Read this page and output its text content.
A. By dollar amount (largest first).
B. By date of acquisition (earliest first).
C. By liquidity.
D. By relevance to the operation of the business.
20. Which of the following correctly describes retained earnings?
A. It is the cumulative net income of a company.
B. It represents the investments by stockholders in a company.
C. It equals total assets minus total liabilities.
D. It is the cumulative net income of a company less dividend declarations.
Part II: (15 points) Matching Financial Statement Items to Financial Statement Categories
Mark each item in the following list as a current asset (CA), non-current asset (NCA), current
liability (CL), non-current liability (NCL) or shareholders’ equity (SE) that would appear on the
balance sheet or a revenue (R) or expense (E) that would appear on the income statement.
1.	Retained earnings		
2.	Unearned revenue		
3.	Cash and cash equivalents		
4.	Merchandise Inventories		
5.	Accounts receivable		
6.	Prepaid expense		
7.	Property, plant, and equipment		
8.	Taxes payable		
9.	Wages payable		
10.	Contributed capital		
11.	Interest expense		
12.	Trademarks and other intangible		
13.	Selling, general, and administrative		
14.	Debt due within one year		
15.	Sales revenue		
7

## [EXERCISE]
Every entry should be output exactly as written, please.

## [THE RESULT]
Read this page and output its text content.
A. By dollar amount (largest first).
B. By date of acquisition (earliest first).
C. By liquidity.
D. By relevance to the operation of the business.
20. Which of the following correctly describes retained earnings?
A. It is the cumulative net income of a company.
B. It represents the investments by stockholders in a company.
C. It equals total assets minus total liabilities.
D. It is the cumulative net income of a company less dividend declarations.
Part II: (15 points) Matching Financial Statement Items to Financial Statement Categories
Mark each item in the following list as a current asset (CA), non-current asset (NCA), current
liability (CL), non-current liability (NCL) or shareholders’ equity (SE) that would appear on the
balance sheet or a revenue (R) or expense (E) that would appear on the income statement.
1.	Retained earnings		
2.	Unearned revenue		
3.	Cash and cash equivalents		
4.	Merchandise Inventories		
5.	Accounts receivable		
6.	Prepaid expense		
7.	Property, plant, and equipment		
8.	Taxes payable		
9.	Wages payable		
10.	Contributed capital		
11.	Interest expense		
12.	Trademarks and other intangible		
13.	Selling, general, and administrative		
14.	Debt due within one year		
15.	Sales revenue		
7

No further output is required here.